Text to read
================================

On 8/16/22 14:37, Ilya Maximets wrote:
> On 8/16/22 13:57, Ilya Maximets wrote:
>> On 8/16/22 13:42, Roi Dayan wrote:
>>>
>>>
>>> On 2022-08-14 5:46 PM, Ilya Maximets wrote:
>>>> Current offloading code supports only limited number of tunnel keys
>>>> and silently ignores everything it doesn't understand. This is
>>>> causing, for example, offloaded ERSPAN tunnels to not work, because
>>>> flow is offloaded, but ERSPAN options are not provided to TC.

================================

Data to process

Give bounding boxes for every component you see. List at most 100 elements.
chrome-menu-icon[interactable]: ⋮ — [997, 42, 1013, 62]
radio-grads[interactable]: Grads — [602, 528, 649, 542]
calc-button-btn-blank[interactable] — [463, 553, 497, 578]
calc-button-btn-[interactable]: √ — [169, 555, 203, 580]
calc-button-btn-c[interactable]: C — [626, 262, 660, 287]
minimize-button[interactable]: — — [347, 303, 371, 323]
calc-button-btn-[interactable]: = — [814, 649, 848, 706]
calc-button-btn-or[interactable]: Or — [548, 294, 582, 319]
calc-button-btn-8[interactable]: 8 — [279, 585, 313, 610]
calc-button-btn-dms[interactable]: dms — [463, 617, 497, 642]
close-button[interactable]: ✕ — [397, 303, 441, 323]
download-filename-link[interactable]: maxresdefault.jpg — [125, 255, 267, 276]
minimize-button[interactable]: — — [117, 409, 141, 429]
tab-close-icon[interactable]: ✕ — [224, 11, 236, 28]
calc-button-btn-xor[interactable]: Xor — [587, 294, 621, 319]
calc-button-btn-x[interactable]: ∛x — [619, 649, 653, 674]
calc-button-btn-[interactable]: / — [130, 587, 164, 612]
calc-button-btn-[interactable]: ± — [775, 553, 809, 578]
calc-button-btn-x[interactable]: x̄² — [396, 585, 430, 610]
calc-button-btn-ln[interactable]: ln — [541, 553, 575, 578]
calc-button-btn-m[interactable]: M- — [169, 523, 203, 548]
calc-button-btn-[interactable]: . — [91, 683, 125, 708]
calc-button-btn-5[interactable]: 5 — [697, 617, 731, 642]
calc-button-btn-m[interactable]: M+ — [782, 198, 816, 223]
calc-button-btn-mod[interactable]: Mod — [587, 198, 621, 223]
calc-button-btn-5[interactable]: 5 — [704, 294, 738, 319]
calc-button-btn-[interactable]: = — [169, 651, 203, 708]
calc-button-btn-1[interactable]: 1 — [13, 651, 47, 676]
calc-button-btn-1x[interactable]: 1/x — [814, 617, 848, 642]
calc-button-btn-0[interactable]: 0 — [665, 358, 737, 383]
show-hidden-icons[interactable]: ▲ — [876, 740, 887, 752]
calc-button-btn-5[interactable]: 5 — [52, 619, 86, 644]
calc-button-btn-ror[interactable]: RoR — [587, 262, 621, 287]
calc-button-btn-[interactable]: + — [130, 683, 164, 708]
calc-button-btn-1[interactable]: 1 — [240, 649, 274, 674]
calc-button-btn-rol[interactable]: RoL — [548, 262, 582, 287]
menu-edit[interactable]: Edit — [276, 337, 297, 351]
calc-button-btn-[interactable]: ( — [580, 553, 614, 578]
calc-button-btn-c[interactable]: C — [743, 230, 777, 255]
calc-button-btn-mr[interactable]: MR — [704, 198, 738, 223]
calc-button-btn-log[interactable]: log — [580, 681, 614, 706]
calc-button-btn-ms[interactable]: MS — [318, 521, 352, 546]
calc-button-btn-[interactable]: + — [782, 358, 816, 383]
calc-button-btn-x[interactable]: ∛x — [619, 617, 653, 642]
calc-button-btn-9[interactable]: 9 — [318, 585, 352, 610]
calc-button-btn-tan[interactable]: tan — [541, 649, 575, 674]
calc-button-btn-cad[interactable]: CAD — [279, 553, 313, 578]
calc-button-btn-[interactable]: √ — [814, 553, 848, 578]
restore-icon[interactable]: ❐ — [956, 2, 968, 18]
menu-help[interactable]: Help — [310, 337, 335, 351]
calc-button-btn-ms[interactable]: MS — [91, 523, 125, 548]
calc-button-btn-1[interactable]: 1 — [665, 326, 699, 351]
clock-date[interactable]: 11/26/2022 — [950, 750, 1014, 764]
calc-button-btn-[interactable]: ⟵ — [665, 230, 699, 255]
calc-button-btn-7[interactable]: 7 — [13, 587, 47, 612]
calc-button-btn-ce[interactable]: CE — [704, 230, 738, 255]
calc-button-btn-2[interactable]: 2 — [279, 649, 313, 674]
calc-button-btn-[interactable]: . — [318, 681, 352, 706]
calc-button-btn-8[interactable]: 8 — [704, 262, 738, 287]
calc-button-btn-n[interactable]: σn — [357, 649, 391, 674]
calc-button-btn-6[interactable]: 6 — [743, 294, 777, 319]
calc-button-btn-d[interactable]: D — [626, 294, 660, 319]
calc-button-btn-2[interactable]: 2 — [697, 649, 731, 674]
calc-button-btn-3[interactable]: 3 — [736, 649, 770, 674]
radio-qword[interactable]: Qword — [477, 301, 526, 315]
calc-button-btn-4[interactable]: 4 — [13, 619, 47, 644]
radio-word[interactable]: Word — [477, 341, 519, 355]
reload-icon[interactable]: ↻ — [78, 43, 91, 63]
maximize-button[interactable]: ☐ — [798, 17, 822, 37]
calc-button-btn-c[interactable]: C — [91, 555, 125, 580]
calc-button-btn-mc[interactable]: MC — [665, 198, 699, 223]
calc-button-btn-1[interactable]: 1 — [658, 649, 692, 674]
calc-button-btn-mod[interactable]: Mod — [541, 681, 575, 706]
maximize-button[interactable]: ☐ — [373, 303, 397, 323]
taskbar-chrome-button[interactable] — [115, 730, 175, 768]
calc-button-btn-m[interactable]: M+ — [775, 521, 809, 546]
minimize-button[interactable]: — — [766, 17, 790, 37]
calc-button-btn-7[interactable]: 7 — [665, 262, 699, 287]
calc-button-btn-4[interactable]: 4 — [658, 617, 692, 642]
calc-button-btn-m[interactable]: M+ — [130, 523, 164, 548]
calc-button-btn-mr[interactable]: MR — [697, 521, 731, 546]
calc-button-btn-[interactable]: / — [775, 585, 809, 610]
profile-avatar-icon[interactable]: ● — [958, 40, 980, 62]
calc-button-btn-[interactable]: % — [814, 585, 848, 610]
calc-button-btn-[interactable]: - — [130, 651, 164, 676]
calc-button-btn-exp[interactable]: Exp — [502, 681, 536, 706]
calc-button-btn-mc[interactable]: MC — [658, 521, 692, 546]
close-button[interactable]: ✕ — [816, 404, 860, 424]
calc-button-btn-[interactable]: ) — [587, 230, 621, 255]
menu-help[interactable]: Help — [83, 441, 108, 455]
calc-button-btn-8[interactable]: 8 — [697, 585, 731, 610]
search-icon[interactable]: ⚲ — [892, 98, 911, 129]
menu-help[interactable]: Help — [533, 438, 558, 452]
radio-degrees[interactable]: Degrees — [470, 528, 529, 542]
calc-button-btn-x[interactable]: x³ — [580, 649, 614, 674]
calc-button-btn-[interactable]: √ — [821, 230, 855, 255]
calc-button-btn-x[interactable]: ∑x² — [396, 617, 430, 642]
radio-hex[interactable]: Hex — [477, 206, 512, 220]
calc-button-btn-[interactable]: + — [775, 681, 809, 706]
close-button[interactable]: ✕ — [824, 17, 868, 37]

================================

Work instructions
a) From the text about tunnel offloading, output the passage from "On 8/16/22 14:37, Ilya" up to and including "provided to TC.".
b) Reproduce the records from their first line up to and including the line with "close-button[interactable]: ✕ — [397, 303, 441, 323]", renaming "minimize-button" to "minimize-control" and leaving everything else unchanged.
The records are unrelated to the text about tunnel offloading.

Outputs by task
a)
On 8/16/22 14:37, Ilya Maximets wrote:
> On 8/16/22 13:57, Ilya Maximets wrote:
>> On 8/16/22 13:42, Roi Dayan wrote:
>>>
>>>
>>> On 2022-08-14 5:46 PM, Ilya Maximets wrote:
>>>> Current offloading code supports only limited number of tunnel keys
>>>> and silently ignores everything it doesn't understand. This is
>>>> causing, for example, offloaded ERSPAN tunnels to not work, because
>>>> flow is offloaded, but ERSPAN options are not provided to TC.

b)
Give bounding boxes for every component you see. List at most 100 elements.
chrome-menu-icon[interactable]: ⋮ — [997, 42, 1013, 62]
radio-grads[interactable]: Grads — [602, 528, 649, 542]
calc-button-btn-blank[interactable] — [463, 553, 497, 578]
calc-button-btn-[interactable]: √ — [169, 555, 203, 580]
calc-button-btn-c[interactable]: C — [626, 262, 660, 287]
minimize-control[interactable]: — — [347, 303, 371, 323]
calc-button-btn-[interactable]: = — [814, 649, 848, 706]
calc-button-btn-or[interactable]: Or — [548, 294, 582, 319]
calc-button-btn-8[interactable]: 8 — [279, 585, 313, 610]
calc-button-btn-dms[interactable]: dms — [463, 617, 497, 642]
close-button[interactable]: ✕ — [397, 303, 441, 323]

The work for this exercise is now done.